Find each line with the string "color" and copy it.

(Entries taken from a collection)
^^^^^^^^
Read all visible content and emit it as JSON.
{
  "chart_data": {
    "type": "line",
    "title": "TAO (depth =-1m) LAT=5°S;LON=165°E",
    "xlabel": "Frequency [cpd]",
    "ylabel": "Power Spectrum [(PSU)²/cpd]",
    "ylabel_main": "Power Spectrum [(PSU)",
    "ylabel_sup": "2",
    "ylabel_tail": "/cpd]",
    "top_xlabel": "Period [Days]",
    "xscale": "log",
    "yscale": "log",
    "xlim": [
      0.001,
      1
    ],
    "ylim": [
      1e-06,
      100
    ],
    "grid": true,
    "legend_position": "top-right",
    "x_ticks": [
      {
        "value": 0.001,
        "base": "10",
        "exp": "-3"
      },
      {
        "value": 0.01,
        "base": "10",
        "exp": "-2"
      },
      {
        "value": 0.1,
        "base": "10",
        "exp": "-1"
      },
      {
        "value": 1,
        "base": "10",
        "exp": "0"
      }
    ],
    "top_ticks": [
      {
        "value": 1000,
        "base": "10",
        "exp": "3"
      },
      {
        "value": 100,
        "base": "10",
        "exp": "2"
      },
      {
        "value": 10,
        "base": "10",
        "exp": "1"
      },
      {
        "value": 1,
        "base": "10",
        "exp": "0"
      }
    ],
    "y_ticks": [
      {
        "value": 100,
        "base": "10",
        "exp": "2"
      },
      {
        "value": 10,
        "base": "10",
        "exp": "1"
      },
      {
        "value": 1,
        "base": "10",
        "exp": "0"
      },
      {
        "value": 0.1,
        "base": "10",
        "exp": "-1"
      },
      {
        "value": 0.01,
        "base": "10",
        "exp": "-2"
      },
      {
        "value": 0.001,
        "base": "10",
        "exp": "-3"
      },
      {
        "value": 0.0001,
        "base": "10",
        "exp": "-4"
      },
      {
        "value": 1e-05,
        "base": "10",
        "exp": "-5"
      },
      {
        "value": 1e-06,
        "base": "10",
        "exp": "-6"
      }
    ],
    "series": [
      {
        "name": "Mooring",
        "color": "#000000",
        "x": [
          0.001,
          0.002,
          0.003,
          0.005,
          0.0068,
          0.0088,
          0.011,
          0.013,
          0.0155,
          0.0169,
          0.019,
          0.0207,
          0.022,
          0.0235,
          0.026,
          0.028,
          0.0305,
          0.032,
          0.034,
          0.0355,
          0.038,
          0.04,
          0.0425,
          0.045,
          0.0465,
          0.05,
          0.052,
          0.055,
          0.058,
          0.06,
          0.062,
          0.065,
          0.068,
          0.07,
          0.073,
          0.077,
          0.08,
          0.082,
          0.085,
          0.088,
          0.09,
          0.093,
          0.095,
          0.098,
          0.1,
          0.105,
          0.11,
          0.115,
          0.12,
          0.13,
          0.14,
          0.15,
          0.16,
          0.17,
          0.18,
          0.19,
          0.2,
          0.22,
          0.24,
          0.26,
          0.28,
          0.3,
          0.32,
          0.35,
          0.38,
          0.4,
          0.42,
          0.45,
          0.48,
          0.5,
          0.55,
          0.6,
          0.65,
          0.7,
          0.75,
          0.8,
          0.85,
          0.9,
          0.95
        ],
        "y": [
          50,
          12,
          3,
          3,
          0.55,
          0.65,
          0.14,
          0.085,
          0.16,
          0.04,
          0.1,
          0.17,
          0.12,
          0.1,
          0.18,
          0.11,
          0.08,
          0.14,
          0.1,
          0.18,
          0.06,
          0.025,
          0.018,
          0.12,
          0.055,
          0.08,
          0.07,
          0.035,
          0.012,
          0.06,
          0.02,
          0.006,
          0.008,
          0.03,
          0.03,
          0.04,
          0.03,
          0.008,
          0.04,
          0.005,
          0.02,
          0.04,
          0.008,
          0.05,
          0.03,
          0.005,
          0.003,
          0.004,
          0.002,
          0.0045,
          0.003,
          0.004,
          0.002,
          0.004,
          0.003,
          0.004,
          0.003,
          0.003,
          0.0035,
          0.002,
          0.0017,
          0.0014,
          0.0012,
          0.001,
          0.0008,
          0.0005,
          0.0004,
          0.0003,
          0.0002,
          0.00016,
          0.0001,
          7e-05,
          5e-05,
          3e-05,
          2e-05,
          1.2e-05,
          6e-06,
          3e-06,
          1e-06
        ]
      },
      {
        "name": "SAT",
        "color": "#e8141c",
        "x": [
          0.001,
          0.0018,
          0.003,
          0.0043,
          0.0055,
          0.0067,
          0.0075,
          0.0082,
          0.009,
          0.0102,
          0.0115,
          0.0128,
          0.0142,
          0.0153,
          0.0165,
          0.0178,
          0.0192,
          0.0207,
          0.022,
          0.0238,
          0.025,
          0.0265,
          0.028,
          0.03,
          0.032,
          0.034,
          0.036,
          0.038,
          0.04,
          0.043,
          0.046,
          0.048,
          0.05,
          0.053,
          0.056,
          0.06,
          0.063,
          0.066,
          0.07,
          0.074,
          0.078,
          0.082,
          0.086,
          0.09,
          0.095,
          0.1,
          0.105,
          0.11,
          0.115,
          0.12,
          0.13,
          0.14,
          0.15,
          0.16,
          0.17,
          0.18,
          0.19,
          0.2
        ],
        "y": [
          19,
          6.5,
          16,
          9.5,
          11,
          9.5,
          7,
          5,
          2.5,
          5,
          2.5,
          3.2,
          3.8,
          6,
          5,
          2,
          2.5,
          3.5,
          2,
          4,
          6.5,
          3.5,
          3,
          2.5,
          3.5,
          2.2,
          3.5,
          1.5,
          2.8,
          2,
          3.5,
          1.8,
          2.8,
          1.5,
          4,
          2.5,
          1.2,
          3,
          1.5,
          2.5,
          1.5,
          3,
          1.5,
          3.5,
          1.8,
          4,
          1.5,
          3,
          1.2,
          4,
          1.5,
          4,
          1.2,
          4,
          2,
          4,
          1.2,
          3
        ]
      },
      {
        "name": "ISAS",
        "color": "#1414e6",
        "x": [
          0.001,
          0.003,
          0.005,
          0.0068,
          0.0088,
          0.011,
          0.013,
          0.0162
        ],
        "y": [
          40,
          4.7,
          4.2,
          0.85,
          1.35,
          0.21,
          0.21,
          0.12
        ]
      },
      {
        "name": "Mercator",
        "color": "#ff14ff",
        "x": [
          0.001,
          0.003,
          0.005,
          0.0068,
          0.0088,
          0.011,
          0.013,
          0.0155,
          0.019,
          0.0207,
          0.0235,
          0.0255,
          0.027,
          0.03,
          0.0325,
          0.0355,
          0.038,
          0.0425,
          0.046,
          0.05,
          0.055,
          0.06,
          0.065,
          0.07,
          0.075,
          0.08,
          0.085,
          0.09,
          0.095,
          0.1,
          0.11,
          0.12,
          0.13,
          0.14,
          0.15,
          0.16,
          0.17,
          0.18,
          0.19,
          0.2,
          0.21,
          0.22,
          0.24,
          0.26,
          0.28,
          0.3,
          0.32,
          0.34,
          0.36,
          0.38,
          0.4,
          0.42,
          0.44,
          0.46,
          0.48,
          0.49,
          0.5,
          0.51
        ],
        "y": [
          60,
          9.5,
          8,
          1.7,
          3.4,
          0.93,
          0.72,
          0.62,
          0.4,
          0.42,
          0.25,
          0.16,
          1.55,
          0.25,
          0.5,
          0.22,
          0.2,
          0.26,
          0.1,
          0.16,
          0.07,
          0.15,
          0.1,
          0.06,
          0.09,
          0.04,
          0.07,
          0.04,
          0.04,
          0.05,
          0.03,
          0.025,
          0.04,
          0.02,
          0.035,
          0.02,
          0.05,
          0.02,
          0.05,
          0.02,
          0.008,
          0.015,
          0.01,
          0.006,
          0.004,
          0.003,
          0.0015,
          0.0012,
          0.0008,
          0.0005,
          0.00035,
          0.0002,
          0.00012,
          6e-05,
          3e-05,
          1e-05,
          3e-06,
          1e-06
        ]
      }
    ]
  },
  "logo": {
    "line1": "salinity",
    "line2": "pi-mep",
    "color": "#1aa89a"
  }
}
^^^^^^^^
Output.
        "color": "#000000",
        "color": "#e8141c",
        "color": "#1414e6",
        "color": "#ff14ff",
    "color": "#1aa89a"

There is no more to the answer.